▸ **What you will do**: Write out the material exactly, without any of its pictures.

(Extracts from a graphics dataset)
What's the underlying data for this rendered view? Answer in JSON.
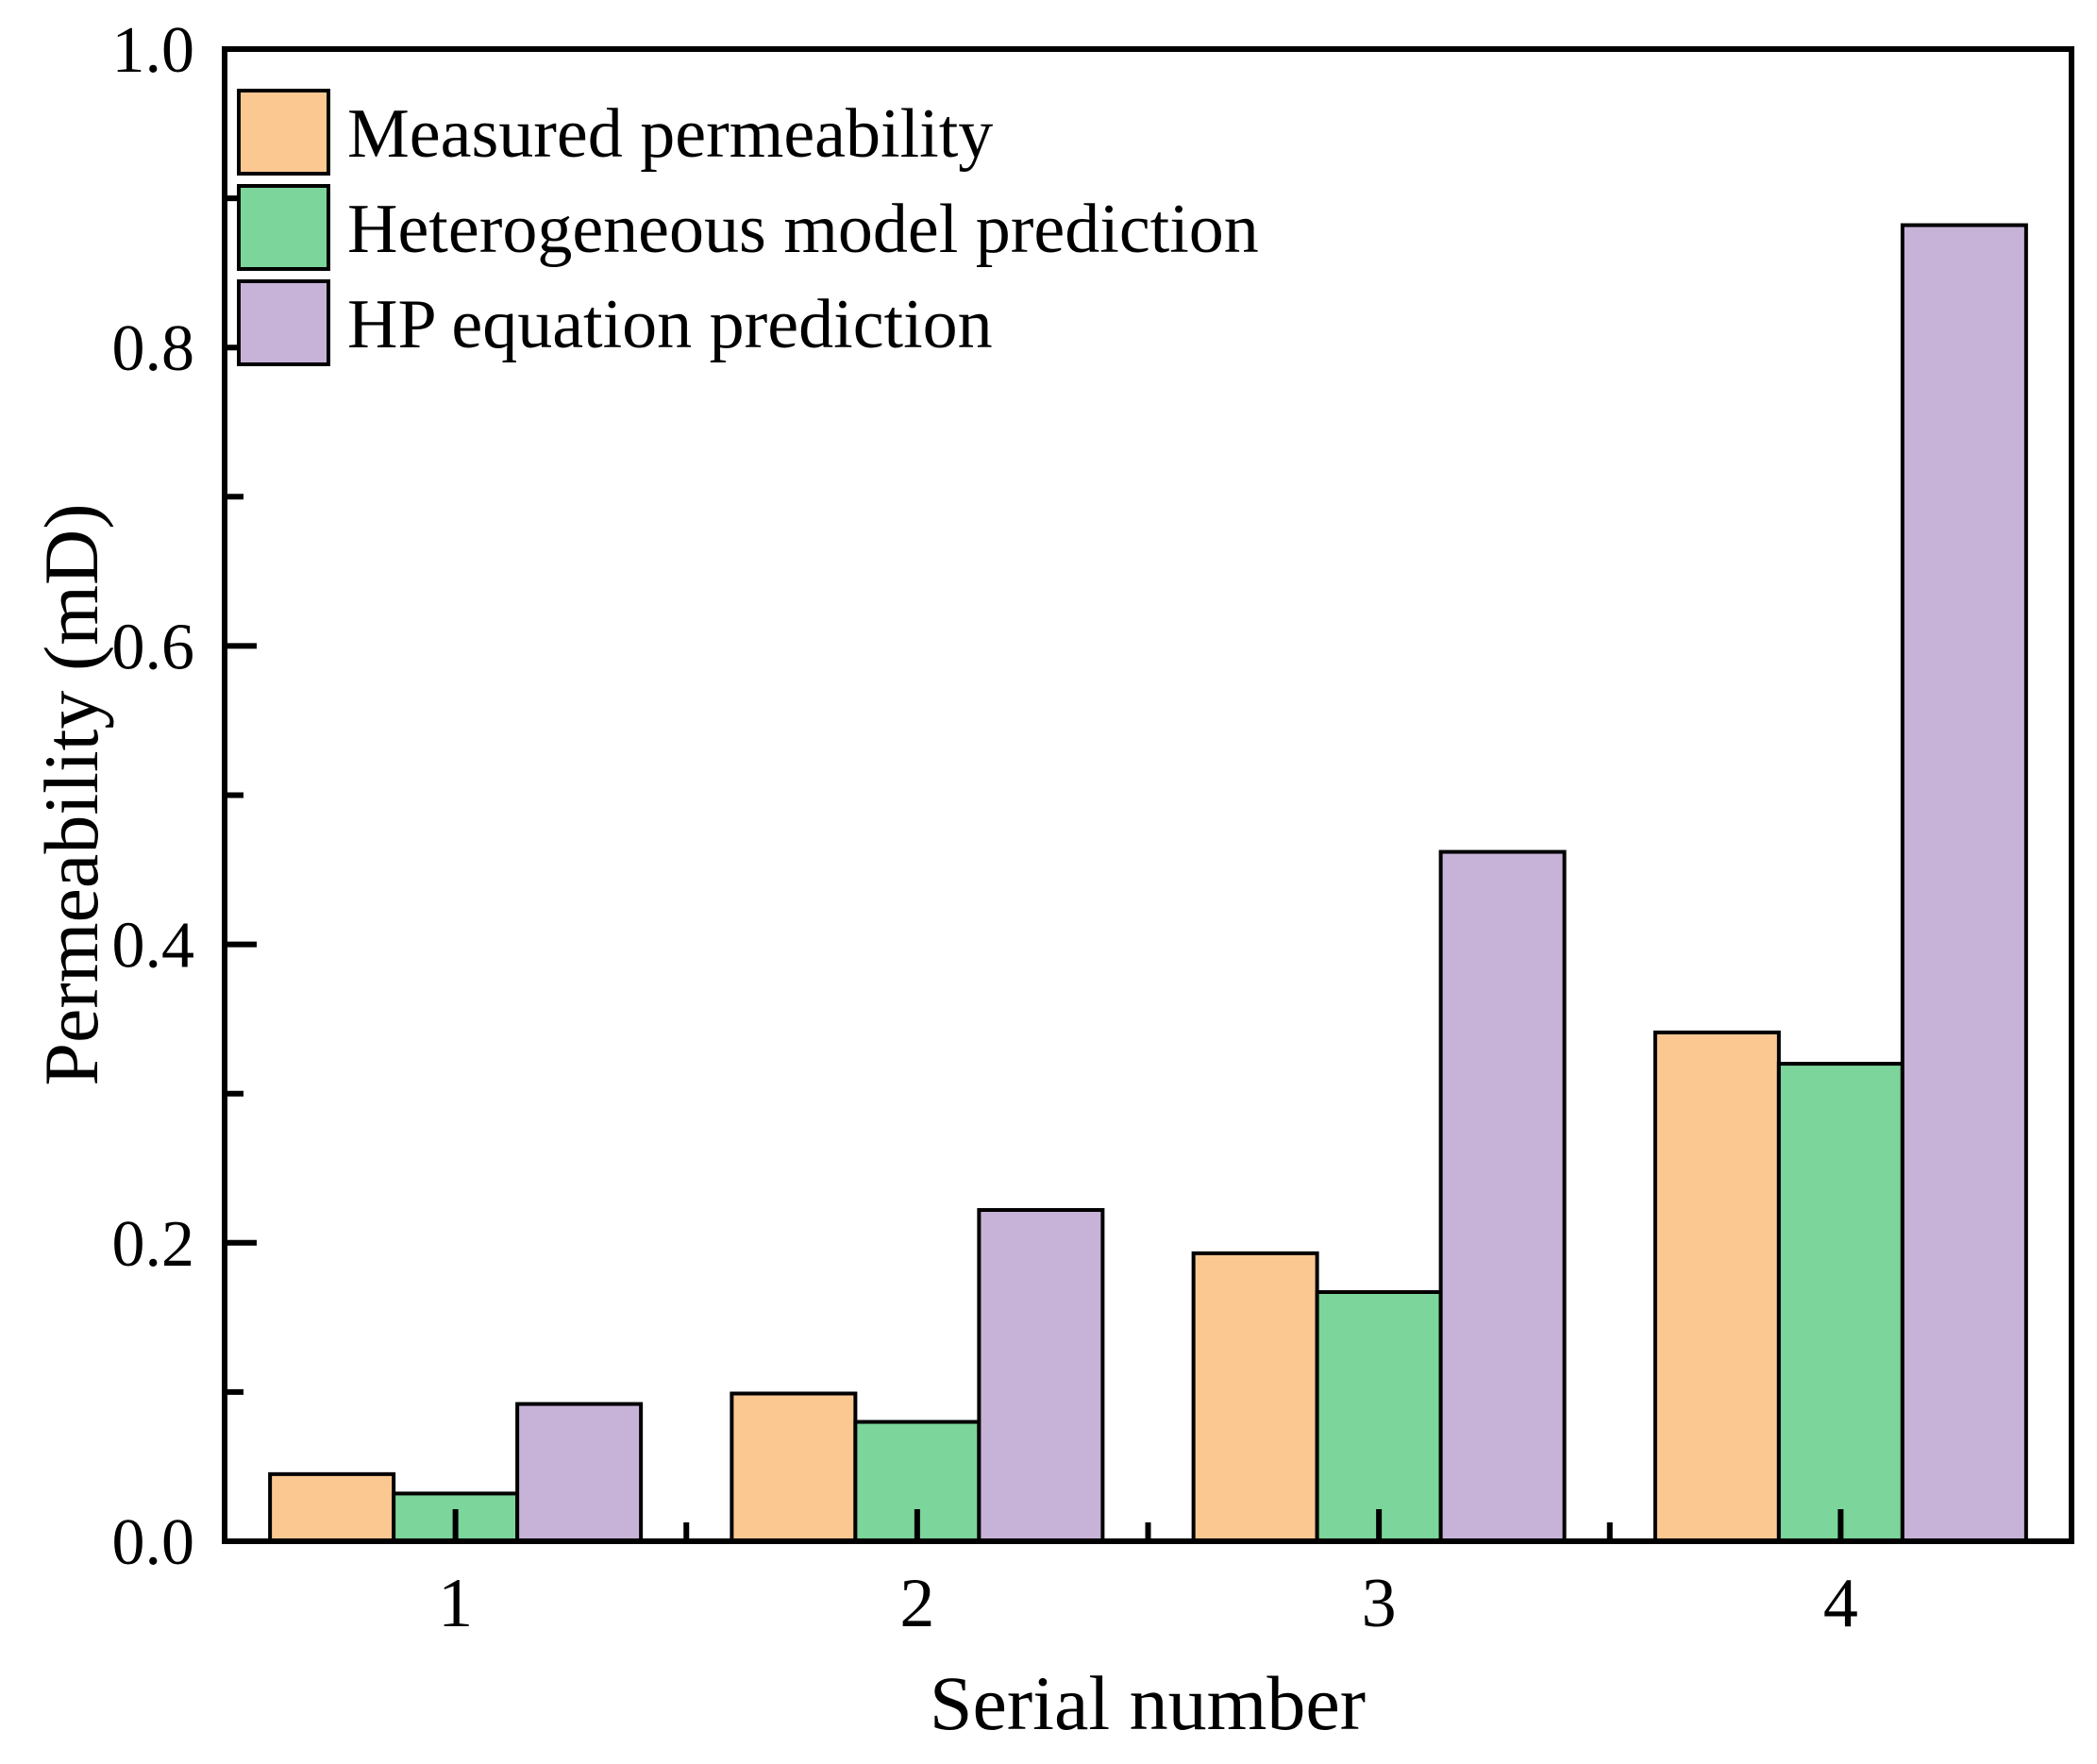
{
  "chart_data": {
    "type": "bar",
    "title": "",
    "xlabel": "Serial number",
    "ylabel": "Permeability (mD)",
    "categories": [
      "1",
      "2",
      "3",
      "4"
    ],
    "series": [
      {
        "name": "Measured permeability",
        "color": "#FCC892",
        "values": [
          0.045,
          0.099,
          0.193,
          0.341
        ]
      },
      {
        "name": "Heterogeneous model prediction",
        "color": "#7CD59A",
        "values": [
          0.032,
          0.08,
          0.167,
          0.32
        ]
      },
      {
        "name": "HP equation prediction",
        "color": "#C8B3D8",
        "values": [
          0.092,
          0.222,
          0.462,
          0.882
        ]
      }
    ],
    "ylim": [
      0.0,
      1.0
    ],
    "ytick_labels": [
      "0.0",
      "0.2",
      "0.4",
      "0.6",
      "0.8",
      "1.0"
    ],
    "ytick_major_step": 0.2,
    "ytick_minor_step": 0.1,
    "grid": false,
    "legend_position": "top-left",
    "bar_edge_color": "#000000",
    "axis_color": "#000000",
    "background_color": "#ffffff"
  }
}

▸ **Response for this exercise**:
What's the underlying data for this rendered view? Answer in JSON.
{
  "chart_data": {
    "type": "bar",
    "title": "",
    "xlabel": "Serial number",
    "ylabel": "Permeability (mD)",
    "categories": [
      "1",
      "2",
      "3",
      "4"
    ],
    "series": [
      {
        "name": "Measured permeability",
        "color": "#FCC892",
        "values": [
          0.045,
          0.099,
          0.193,
          0.341
        ]
      },
      {
        "name": "Heterogeneous model prediction",
        "color": "#7CD59A",
        "values": [
          0.032,
          0.08,
          0.167,
          0.32
        ]
      },
      {
        "name": "HP equation prediction",
        "color": "#C8B3D8",
        "values": [
          0.092,
          0.222,
          0.462,
          0.882
        ]
      }
    ],
    "ylim": [
      0.0,
      1.0
    ],
    "ytick_labels": [
      "0.0",
      "0.2",
      "0.4",
      "0.6",
      "0.8",
      "1.0"
    ],
    "ytick_major_step": 0.2,
    "ytick_minor_step": 0.1,
    "grid": false,
    "legend_position": "top-left",
    "bar_edge_color": "#000000",
    "axis_color": "#000000",
    "background_color": "#ffffff"
  }
}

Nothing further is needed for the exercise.